▶ Direction
Below are records; state how many of their lines hold the word "Change", and give only the figure.

######

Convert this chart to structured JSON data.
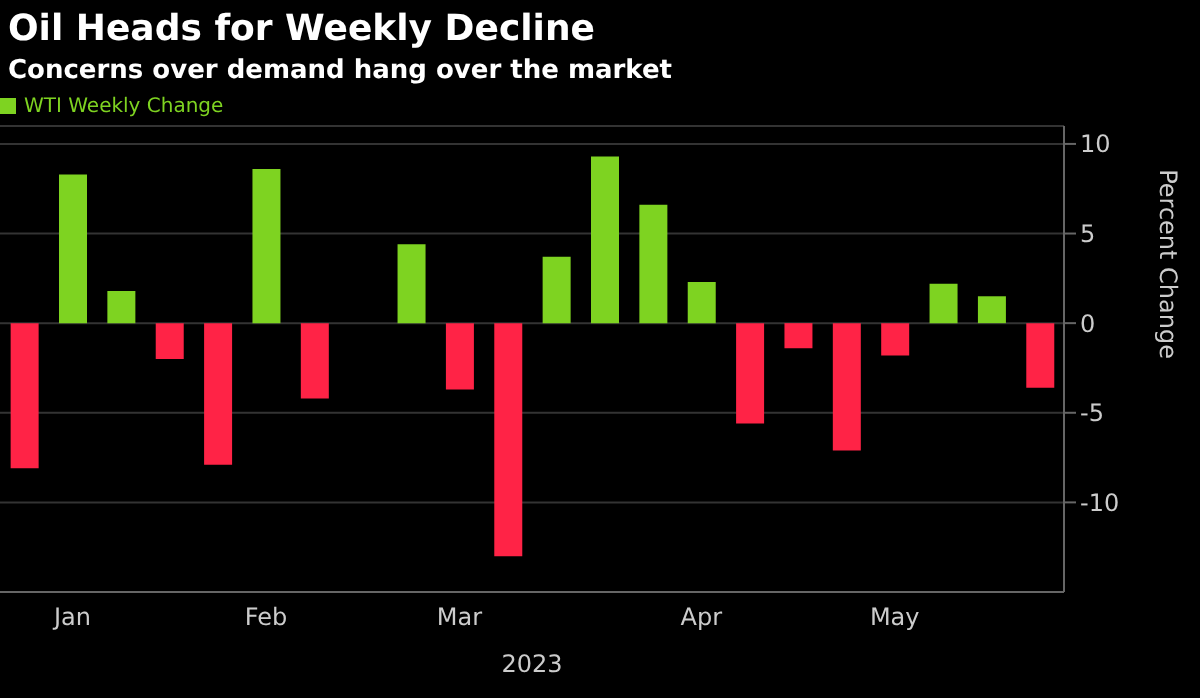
{
  "chart_data": {
    "type": "bar",
    "title": "Oil Heads for Weekly Decline",
    "subtitle": "Concerns over demand hang over the market",
    "xlabel": "2023",
    "ylabel": "Percent Change",
    "categories": [
      null,
      "Jan",
      null,
      null,
      null,
      "Feb",
      null,
      null,
      null,
      "Mar",
      null,
      null,
      null,
      null,
      "Apr",
      null,
      null,
      null,
      "May",
      null,
      null,
      null
    ],
    "series": [
      {
        "name": "WTI Weekly Change",
        "color": "#7ed321",
        "values": [
          -8.1,
          8.3,
          1.8,
          -2.0,
          -7.9,
          8.6,
          -4.2,
          0,
          4.4,
          -3.7,
          -13.0,
          3.7,
          9.3,
          6.6,
          2.3,
          -5.6,
          -1.4,
          -7.1,
          -1.8,
          2.2,
          1.5,
          -3.6
        ],
        "colors": [
          "#ff2346",
          "#7ed321",
          "#7ed321",
          "#ff2346",
          "#ff2346",
          "#7ed321",
          "#ff2346",
          "#ff2346",
          "#7ed321",
          "#ff2346",
          "#ff2346",
          "#7ed321",
          "#7ed321",
          "#7ed321",
          "#7ed321",
          "#ff2346",
          "#ff2346",
          "#ff2346",
          "#ff2346",
          "#7ed321",
          "#7ed321",
          "#ff2346"
        ]
      }
    ],
    "ylim": [
      -15,
      11
    ],
    "yticks": [
      -10,
      -5,
      0,
      5,
      10
    ],
    "grid": "y",
    "legend": "top left"
  }
}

######

▶ Expected output
2